::: Data
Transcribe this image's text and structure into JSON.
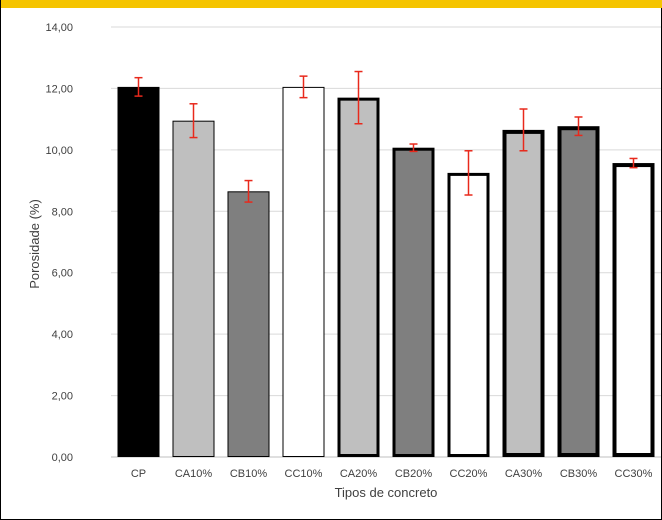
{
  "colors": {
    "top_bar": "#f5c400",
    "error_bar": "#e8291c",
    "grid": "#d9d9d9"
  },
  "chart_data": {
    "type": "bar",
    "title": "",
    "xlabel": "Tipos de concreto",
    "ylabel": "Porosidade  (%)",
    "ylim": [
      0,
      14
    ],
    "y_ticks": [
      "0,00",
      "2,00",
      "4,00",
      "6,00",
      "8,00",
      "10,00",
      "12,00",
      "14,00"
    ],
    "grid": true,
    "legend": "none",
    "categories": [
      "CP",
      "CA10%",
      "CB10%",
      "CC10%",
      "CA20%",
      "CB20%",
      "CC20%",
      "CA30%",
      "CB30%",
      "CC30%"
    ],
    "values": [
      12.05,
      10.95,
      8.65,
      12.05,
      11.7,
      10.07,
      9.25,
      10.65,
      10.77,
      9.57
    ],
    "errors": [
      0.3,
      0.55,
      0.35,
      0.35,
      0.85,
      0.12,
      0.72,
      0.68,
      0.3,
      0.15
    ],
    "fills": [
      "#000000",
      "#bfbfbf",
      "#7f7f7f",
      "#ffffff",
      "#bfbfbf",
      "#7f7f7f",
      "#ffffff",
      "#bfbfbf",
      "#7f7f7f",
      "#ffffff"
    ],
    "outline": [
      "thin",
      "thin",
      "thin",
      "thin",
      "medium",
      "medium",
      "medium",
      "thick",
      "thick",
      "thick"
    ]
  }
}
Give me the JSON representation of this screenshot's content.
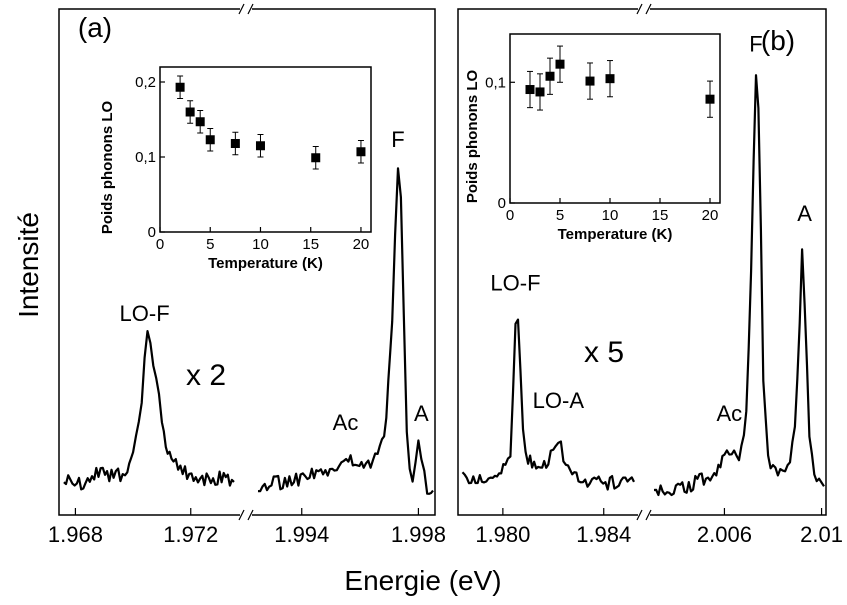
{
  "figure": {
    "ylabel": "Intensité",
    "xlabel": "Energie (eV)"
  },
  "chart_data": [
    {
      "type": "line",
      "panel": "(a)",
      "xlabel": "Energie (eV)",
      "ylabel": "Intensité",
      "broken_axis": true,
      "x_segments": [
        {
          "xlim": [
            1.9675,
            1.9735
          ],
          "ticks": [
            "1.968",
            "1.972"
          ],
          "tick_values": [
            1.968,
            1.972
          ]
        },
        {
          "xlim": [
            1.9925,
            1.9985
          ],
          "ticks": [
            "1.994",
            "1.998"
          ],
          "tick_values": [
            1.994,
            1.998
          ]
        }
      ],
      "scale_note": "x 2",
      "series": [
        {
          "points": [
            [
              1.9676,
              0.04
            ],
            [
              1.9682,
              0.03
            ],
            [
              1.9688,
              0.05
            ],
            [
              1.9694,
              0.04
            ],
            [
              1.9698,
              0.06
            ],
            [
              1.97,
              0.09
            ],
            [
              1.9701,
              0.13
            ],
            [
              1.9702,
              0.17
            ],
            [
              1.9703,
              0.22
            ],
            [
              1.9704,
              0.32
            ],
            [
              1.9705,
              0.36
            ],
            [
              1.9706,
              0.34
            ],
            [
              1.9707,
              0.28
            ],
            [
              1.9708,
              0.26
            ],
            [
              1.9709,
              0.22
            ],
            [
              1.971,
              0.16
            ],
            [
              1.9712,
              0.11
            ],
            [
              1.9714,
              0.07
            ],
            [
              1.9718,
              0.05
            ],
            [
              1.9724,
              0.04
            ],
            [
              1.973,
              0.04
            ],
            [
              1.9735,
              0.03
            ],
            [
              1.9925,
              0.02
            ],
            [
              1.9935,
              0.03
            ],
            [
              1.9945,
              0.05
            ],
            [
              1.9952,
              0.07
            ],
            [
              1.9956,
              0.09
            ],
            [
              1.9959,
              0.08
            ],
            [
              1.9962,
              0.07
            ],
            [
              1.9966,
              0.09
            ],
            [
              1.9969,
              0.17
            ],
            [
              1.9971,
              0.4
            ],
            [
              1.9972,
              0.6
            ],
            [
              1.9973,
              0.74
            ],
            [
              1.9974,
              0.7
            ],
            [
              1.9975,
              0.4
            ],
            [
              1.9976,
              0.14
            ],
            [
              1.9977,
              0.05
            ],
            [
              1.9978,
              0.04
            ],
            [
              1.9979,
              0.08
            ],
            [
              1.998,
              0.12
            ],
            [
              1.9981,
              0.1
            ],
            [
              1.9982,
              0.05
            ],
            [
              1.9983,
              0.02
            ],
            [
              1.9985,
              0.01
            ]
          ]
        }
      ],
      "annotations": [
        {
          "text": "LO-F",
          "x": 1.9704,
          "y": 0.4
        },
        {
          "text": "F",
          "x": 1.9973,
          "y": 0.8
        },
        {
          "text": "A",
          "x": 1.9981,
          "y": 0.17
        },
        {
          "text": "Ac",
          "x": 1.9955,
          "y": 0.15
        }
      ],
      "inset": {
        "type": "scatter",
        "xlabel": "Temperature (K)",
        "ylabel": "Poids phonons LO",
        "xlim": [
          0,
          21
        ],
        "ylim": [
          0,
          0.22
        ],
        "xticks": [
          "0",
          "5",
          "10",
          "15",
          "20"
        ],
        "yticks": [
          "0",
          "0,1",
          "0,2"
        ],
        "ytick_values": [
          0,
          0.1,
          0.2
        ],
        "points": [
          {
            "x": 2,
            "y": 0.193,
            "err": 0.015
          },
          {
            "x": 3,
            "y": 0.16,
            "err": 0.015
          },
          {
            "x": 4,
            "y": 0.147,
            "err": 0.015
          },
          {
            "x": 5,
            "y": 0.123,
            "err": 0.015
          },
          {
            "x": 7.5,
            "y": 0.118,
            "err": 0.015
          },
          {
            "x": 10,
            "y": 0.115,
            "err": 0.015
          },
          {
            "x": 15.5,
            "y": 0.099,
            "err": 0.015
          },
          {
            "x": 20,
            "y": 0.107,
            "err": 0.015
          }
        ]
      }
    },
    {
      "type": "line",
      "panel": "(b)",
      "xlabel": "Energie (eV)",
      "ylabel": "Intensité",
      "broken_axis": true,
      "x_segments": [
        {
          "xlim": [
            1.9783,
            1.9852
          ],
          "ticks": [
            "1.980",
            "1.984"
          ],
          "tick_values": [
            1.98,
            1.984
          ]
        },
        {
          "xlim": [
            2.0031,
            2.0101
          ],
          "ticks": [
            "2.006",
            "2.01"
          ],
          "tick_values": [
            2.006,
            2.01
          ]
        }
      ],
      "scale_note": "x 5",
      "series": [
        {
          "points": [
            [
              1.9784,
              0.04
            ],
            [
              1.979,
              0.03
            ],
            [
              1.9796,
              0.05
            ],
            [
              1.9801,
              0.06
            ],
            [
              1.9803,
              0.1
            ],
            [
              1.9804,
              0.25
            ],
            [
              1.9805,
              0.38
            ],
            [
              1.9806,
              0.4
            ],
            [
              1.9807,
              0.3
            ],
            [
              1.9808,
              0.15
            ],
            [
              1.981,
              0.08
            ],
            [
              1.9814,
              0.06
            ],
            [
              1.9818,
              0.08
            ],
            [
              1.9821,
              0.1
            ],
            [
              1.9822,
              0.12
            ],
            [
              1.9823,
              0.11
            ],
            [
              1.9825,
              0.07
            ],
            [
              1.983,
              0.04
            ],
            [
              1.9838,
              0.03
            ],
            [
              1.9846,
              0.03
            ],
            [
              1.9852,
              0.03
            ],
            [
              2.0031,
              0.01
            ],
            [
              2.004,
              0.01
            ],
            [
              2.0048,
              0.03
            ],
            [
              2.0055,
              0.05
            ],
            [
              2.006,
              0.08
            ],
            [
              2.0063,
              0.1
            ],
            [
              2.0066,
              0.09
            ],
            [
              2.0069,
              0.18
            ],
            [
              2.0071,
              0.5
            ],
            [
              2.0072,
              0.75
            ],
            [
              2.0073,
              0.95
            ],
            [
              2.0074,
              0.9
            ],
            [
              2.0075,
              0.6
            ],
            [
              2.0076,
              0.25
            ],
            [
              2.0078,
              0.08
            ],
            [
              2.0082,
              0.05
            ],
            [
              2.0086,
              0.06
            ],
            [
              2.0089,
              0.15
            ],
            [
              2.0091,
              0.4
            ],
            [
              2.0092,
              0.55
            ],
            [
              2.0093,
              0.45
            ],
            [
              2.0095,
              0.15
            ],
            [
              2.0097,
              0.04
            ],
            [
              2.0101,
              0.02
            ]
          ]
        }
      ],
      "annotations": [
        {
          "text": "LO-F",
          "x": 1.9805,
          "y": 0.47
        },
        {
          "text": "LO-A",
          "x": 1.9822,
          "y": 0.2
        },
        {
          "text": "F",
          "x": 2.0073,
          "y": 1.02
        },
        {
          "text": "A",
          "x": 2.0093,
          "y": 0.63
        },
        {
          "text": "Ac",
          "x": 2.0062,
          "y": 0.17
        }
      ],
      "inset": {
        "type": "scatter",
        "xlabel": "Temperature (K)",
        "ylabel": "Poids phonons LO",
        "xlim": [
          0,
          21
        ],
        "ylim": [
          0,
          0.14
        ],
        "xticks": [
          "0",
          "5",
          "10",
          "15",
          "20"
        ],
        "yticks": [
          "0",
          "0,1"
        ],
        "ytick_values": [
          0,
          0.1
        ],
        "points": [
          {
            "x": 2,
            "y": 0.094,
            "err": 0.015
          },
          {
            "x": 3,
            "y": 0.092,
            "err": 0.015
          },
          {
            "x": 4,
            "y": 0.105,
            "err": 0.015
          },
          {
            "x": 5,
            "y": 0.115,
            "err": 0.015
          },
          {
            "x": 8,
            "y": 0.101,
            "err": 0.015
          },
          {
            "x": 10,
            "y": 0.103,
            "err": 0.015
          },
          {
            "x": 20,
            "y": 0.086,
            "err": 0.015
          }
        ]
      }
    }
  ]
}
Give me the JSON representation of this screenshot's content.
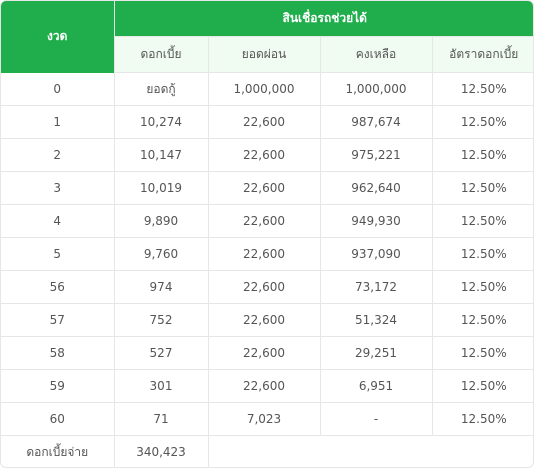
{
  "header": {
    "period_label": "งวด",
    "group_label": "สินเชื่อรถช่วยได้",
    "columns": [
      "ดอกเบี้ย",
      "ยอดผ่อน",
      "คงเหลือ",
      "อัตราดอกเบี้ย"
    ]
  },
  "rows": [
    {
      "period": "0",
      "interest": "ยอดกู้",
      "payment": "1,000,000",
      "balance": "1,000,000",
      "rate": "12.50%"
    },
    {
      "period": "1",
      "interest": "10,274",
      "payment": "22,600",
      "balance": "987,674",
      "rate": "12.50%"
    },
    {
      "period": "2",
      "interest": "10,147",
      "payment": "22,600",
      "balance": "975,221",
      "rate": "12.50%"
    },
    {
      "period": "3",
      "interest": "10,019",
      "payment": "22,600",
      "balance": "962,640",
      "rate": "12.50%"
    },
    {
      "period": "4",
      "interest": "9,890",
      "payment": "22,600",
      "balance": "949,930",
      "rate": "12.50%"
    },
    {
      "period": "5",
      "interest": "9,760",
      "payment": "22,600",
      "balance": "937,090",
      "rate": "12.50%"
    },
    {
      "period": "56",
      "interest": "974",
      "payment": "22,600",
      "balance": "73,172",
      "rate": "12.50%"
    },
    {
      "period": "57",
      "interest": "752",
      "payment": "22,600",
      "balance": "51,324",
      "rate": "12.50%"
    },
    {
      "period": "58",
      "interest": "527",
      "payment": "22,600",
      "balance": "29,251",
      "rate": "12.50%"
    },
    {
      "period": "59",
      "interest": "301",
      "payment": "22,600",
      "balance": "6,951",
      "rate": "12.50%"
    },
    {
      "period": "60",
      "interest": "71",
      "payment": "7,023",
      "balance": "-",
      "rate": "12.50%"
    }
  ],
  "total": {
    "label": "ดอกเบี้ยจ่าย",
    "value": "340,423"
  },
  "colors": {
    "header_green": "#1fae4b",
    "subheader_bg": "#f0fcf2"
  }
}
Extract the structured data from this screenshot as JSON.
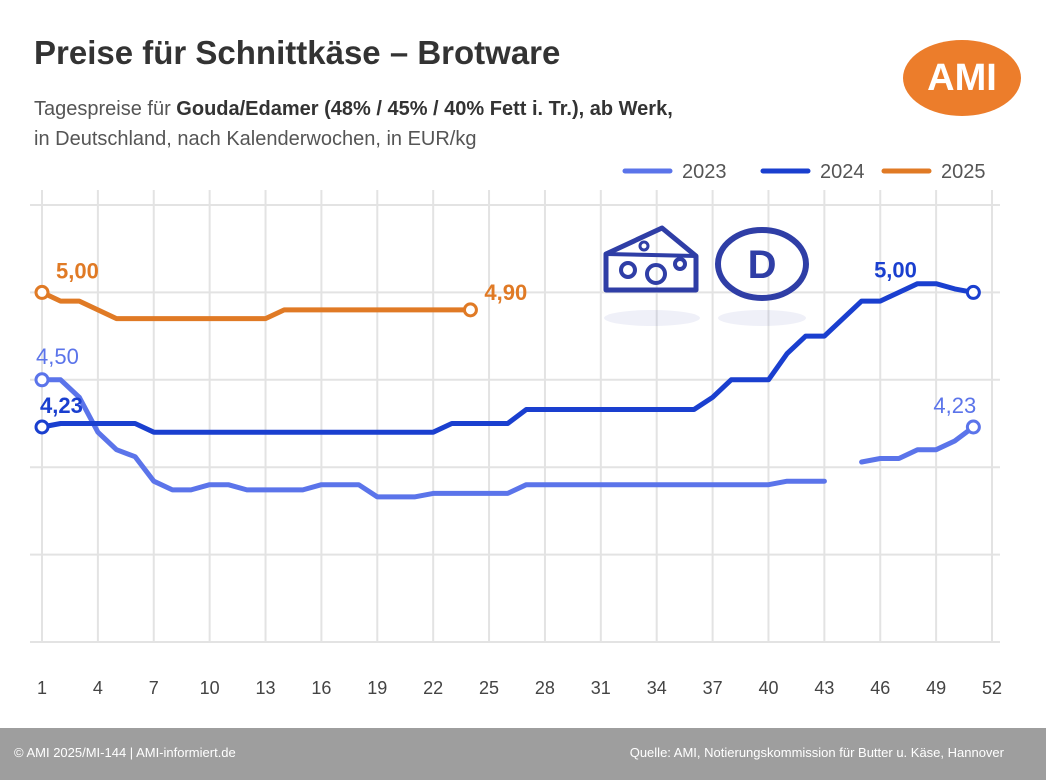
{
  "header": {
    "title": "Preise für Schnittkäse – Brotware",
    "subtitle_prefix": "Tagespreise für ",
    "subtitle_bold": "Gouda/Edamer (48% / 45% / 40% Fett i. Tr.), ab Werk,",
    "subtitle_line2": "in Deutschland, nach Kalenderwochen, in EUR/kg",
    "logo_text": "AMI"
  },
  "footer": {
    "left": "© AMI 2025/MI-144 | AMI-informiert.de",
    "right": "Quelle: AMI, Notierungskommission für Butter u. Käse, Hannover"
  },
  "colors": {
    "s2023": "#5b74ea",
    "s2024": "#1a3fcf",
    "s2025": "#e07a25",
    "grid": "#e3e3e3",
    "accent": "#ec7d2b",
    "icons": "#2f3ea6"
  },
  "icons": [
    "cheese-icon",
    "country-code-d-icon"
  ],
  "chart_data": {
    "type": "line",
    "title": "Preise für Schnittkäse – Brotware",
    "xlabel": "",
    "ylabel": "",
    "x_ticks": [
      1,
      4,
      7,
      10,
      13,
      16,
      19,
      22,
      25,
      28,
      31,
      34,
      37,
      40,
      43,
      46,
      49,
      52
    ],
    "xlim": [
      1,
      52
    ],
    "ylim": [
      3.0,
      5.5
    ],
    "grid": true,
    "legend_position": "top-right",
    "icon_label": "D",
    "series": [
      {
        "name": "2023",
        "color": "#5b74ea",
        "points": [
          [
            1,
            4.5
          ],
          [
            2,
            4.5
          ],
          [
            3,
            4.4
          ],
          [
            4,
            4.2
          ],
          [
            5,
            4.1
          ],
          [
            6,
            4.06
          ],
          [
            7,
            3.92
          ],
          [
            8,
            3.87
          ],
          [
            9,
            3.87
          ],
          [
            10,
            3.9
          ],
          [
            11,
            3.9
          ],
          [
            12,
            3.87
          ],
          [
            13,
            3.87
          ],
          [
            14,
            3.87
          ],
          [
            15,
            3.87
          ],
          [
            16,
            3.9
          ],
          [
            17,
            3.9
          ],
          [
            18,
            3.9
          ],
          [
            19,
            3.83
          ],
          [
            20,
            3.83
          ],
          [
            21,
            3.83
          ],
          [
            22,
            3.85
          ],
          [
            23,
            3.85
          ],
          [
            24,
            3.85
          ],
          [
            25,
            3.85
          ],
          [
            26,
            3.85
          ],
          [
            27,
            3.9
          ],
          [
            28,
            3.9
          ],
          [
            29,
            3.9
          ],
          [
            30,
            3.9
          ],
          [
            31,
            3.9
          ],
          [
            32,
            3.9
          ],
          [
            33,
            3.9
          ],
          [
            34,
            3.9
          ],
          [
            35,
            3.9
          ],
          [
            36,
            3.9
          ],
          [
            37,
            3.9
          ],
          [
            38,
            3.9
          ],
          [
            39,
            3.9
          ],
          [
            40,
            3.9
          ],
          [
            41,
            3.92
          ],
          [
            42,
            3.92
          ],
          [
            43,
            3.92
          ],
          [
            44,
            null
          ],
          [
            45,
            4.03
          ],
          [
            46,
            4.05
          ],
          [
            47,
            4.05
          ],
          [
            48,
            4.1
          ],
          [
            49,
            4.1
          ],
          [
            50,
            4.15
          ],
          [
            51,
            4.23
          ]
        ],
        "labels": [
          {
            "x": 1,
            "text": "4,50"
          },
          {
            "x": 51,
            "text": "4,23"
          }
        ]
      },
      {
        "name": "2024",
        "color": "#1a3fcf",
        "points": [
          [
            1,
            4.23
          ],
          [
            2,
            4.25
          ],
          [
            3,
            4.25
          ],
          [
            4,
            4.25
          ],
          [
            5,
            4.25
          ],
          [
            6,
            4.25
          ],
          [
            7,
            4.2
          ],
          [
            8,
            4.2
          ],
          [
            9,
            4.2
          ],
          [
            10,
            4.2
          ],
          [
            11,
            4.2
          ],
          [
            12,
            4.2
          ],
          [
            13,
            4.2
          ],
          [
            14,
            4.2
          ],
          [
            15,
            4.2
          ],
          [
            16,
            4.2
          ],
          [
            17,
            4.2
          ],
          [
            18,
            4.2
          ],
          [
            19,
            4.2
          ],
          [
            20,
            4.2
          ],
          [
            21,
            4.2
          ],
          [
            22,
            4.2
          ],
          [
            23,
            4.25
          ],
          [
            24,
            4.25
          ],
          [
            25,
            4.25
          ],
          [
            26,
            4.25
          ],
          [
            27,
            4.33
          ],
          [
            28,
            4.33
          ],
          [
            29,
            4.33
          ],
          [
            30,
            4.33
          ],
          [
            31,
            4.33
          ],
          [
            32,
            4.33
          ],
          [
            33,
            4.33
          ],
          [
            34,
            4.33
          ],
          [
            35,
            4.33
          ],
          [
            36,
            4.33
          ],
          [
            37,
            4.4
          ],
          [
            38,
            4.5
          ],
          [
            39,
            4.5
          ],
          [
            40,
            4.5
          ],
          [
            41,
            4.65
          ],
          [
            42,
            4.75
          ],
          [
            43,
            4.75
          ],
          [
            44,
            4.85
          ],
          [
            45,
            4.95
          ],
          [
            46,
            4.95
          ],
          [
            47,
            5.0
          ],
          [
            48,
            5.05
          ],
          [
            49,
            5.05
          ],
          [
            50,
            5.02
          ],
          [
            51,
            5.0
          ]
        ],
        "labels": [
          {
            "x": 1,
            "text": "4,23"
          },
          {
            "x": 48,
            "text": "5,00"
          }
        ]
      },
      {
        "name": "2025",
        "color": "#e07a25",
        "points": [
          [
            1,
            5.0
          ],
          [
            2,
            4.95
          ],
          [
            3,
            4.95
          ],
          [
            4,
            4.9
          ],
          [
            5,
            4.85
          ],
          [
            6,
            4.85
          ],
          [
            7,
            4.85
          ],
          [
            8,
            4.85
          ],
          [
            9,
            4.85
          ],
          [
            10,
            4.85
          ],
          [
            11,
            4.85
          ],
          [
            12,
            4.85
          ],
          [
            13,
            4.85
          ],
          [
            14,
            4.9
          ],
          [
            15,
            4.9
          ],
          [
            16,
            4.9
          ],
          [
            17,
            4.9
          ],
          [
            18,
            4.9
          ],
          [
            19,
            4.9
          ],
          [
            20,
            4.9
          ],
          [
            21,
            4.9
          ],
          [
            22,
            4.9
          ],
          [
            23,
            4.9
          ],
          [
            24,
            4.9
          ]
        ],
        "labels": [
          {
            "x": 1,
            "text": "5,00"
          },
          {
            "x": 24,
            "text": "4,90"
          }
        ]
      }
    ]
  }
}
::::::
Select every line of the records holding the string "ylabel".

    "ylabel": "Porosidade  (%)",
    "ylabel": "Intensité",
      "ylabel": "Intensité",
        "ylabel": "Poids phonons LO",
      "ylabel": "Intensité",
        "ylabel": "Poids phonons LO",
    "ylabel": "",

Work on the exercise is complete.